Quote all entries exactly, leaving pictures aside.

-- BEGIN PROVIDED MATERIAL --

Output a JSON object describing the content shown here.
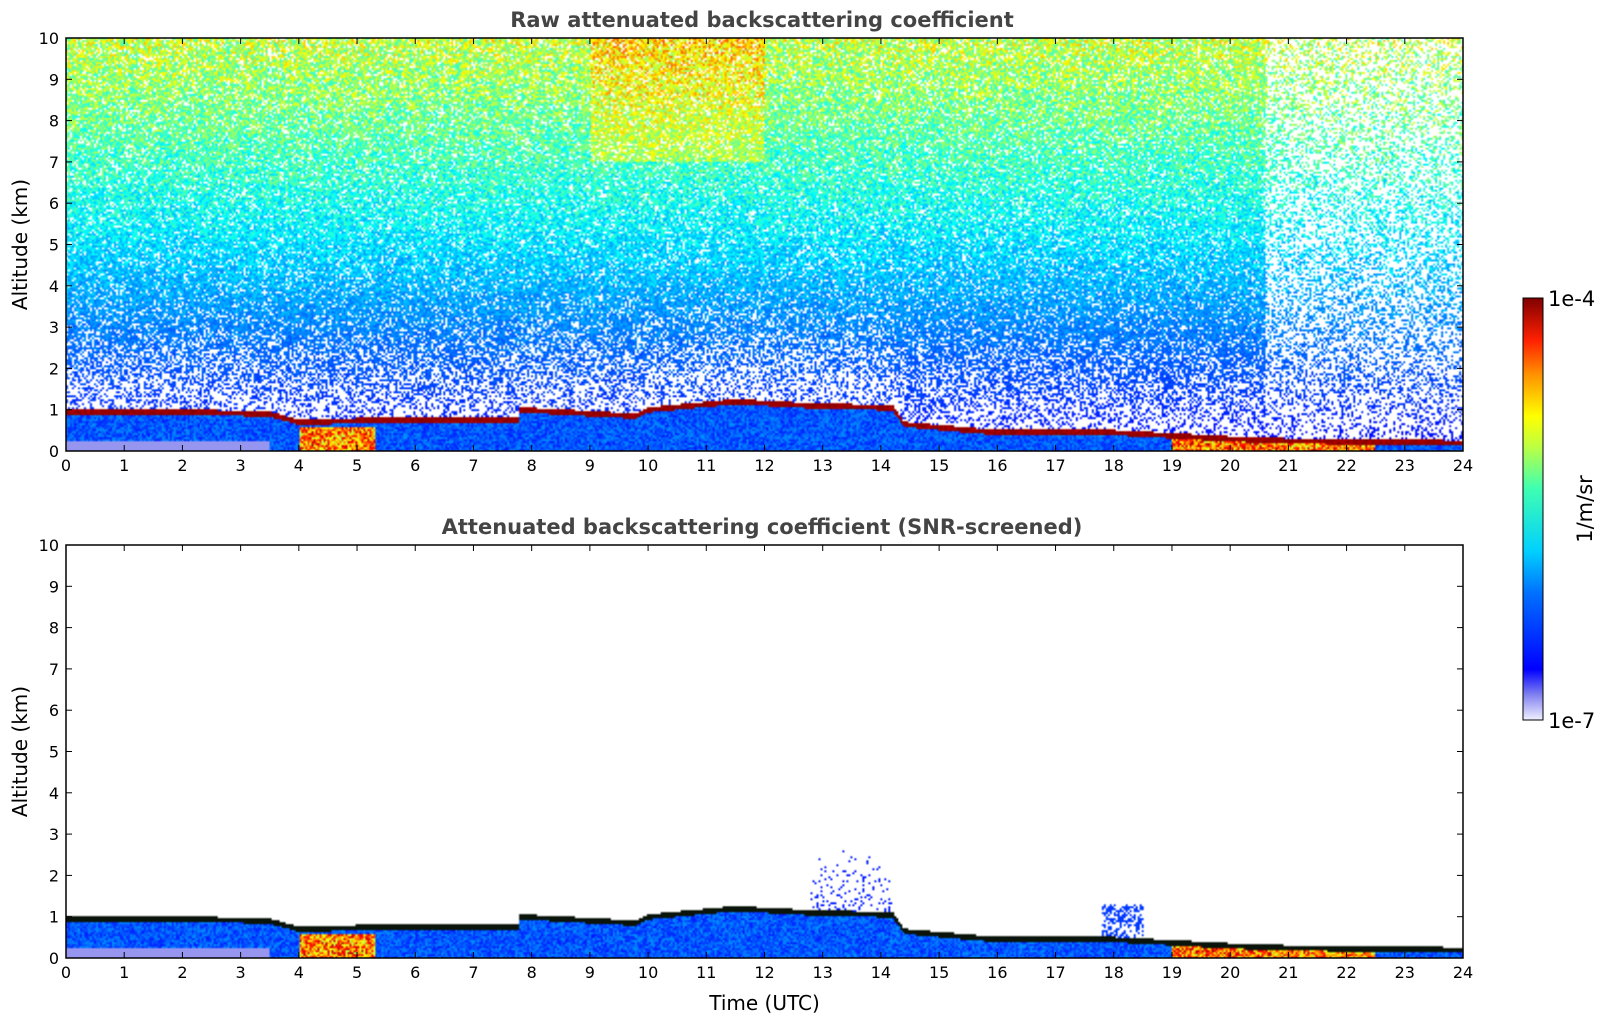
{
  "chart_data": [
    {
      "type": "heatmap",
      "title": "Raw attenuated backscattering coefficient",
      "xlabel": "",
      "ylabel": "Altitude (km)",
      "xlim": [
        0,
        24
      ],
      "ylim": [
        0,
        10
      ],
      "xticks": [
        "0",
        "1",
        "2",
        "3",
        "4",
        "5",
        "6",
        "7",
        "8",
        "9",
        "10",
        "11",
        "12",
        "13",
        "14",
        "15",
        "16",
        "17",
        "18",
        "19",
        "20",
        "21",
        "22",
        "23",
        "24"
      ],
      "yticks": [
        "0",
        "1",
        "2",
        "3",
        "4",
        "5",
        "6",
        "7",
        "8",
        "9",
        "10"
      ],
      "colorscale": "jet",
      "screened": false,
      "boundary_layer_top_km": [
        [
          0,
          0.95
        ],
        [
          2.0,
          0.95
        ],
        [
          3.5,
          0.9
        ],
        [
          4.0,
          0.7
        ],
        [
          5.3,
          0.75
        ],
        [
          7.8,
          0.75
        ],
        [
          7.8,
          1.0
        ],
        [
          9.8,
          0.85
        ],
        [
          10.0,
          1.0
        ],
        [
          11.5,
          1.2
        ],
        [
          12.8,
          1.1
        ],
        [
          14.2,
          1.05
        ],
        [
          14.4,
          0.65
        ],
        [
          16.0,
          0.45
        ],
        [
          18.0,
          0.45
        ],
        [
          20.0,
          0.3
        ],
        [
          21.0,
          0.25
        ],
        [
          24.0,
          0.2
        ]
      ]
    },
    {
      "type": "heatmap",
      "title": "Attenuated backscattering coefficient (SNR-screened)",
      "xlabel": "Time (UTC)",
      "ylabel": "Altitude (km)",
      "xlim": [
        0,
        24
      ],
      "ylim": [
        0,
        10
      ],
      "xticks": [
        "0",
        "1",
        "2",
        "3",
        "4",
        "5",
        "6",
        "7",
        "8",
        "9",
        "10",
        "11",
        "12",
        "13",
        "14",
        "15",
        "16",
        "17",
        "18",
        "19",
        "20",
        "21",
        "22",
        "23",
        "24"
      ],
      "yticks": [
        "0",
        "1",
        "2",
        "3",
        "4",
        "5",
        "6",
        "7",
        "8",
        "9",
        "10"
      ],
      "colorscale": "jet",
      "screened": true,
      "boundary_layer_top_km": [
        [
          0,
          0.95
        ],
        [
          2.0,
          0.95
        ],
        [
          3.5,
          0.9
        ],
        [
          4.0,
          0.7
        ],
        [
          5.3,
          0.75
        ],
        [
          7.8,
          0.75
        ],
        [
          7.8,
          1.0
        ],
        [
          9.8,
          0.85
        ],
        [
          10.0,
          1.0
        ],
        [
          11.5,
          1.2
        ],
        [
          12.8,
          1.1
        ],
        [
          14.2,
          1.05
        ],
        [
          14.4,
          0.65
        ],
        [
          16.0,
          0.45
        ],
        [
          18.0,
          0.45
        ],
        [
          20.0,
          0.3
        ],
        [
          21.0,
          0.25
        ],
        [
          24.0,
          0.2
        ]
      ]
    }
  ],
  "colorbar": {
    "label": "1/m/sr",
    "max_label": "1e-4",
    "min_label": "1e-7",
    "range": [
      1e-07,
      0.0001
    ],
    "scale": "log",
    "colorscale": "jet"
  }
}
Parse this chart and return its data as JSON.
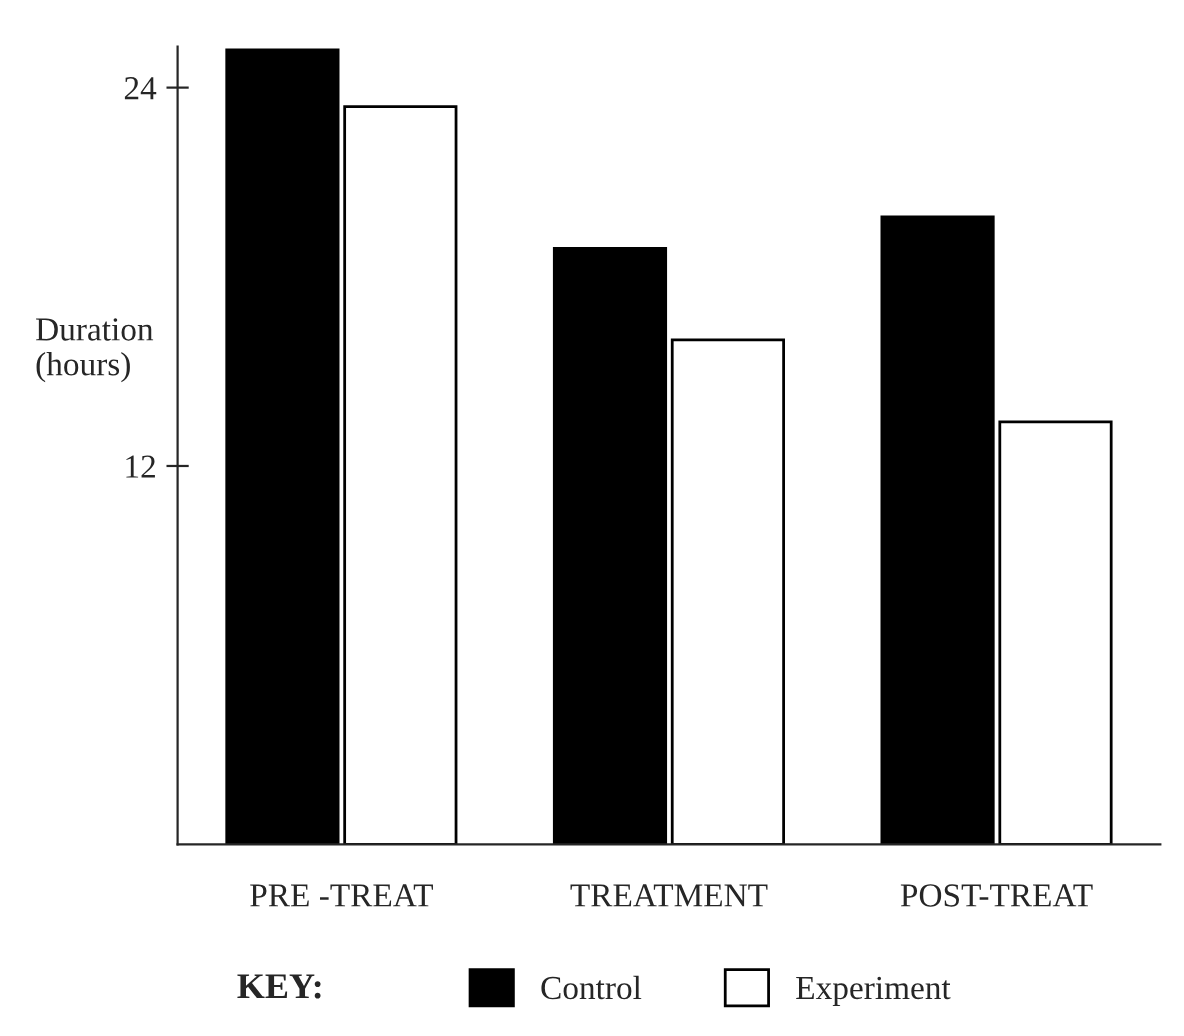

-- END PROVIDED MATERIAL --

▶ TASK RESPONSE
Output a JSON object describing the content shown here.
{
  "chart_data": [
    {
      "type": "heatmap",
      "title": "Raw attenuated backscattering coefficient",
      "xlabel": "",
      "ylabel": "Altitude (km)",
      "xlim": [
        0,
        24
      ],
      "ylim": [
        0,
        10
      ],
      "xticks": [
        "0",
        "1",
        "2",
        "3",
        "4",
        "5",
        "6",
        "7",
        "8",
        "9",
        "10",
        "11",
        "12",
        "13",
        "14",
        "15",
        "16",
        "17",
        "18",
        "19",
        "20",
        "21",
        "22",
        "23",
        "24"
      ],
      "yticks": [
        "0",
        "1",
        "2",
        "3",
        "4",
        "5",
        "6",
        "7",
        "8",
        "9",
        "10"
      ],
      "colorscale": "jet",
      "screened": false,
      "boundary_layer_top_km": [
        [
          0,
          0.95
        ],
        [
          2.0,
          0.95
        ],
        [
          3.5,
          0.9
        ],
        [
          4.0,
          0.7
        ],
        [
          5.3,
          0.75
        ],
        [
          7.8,
          0.75
        ],
        [
          7.8,
          1.0
        ],
        [
          9.8,
          0.85
        ],
        [
          10.0,
          1.0
        ],
        [
          11.5,
          1.2
        ],
        [
          12.8,
          1.1
        ],
        [
          14.2,
          1.05
        ],
        [
          14.4,
          0.65
        ],
        [
          16.0,
          0.45
        ],
        [
          18.0,
          0.45
        ],
        [
          20.0,
          0.3
        ],
        [
          21.0,
          0.25
        ],
        [
          24.0,
          0.2
        ]
      ]
    },
    {
      "type": "heatmap",
      "title": "Attenuated backscattering coefficient (SNR-screened)",
      "xlabel": "Time (UTC)",
      "ylabel": "Altitude (km)",
      "xlim": [
        0,
        24
      ],
      "ylim": [
        0,
        10
      ],
      "xticks": [
        "0",
        "1",
        "2",
        "3",
        "4",
        "5",
        "6",
        "7",
        "8",
        "9",
        "10",
        "11",
        "12",
        "13",
        "14",
        "15",
        "16",
        "17",
        "18",
        "19",
        "20",
        "21",
        "22",
        "23",
        "24"
      ],
      "yticks": [
        "0",
        "1",
        "2",
        "3",
        "4",
        "5",
        "6",
        "7",
        "8",
        "9",
        "10"
      ],
      "colorscale": "jet",
      "screened": true,
      "boundary_layer_top_km": [
        [
          0,
          0.95
        ],
        [
          2.0,
          0.95
        ],
        [
          3.5,
          0.9
        ],
        [
          4.0,
          0.7
        ],
        [
          5.3,
          0.75
        ],
        [
          7.8,
          0.75
        ],
        [
          7.8,
          1.0
        ],
        [
          9.8,
          0.85
        ],
        [
          10.0,
          1.0
        ],
        [
          11.5,
          1.2
        ],
        [
          12.8,
          1.1
        ],
        [
          14.2,
          1.05
        ],
        [
          14.4,
          0.65
        ],
        [
          16.0,
          0.45
        ],
        [
          18.0,
          0.45
        ],
        [
          20.0,
          0.3
        ],
        [
          21.0,
          0.25
        ],
        [
          24.0,
          0.2
        ]
      ]
    }
  ],
  "colorbar": {
    "label": "1/m/sr",
    "max_label": "1e-4",
    "min_label": "1e-7",
    "range": [
      1e-07,
      0.0001
    ],
    "scale": "log",
    "colorscale": "jet"
  }
}
Parse this chart and return its data as JSON.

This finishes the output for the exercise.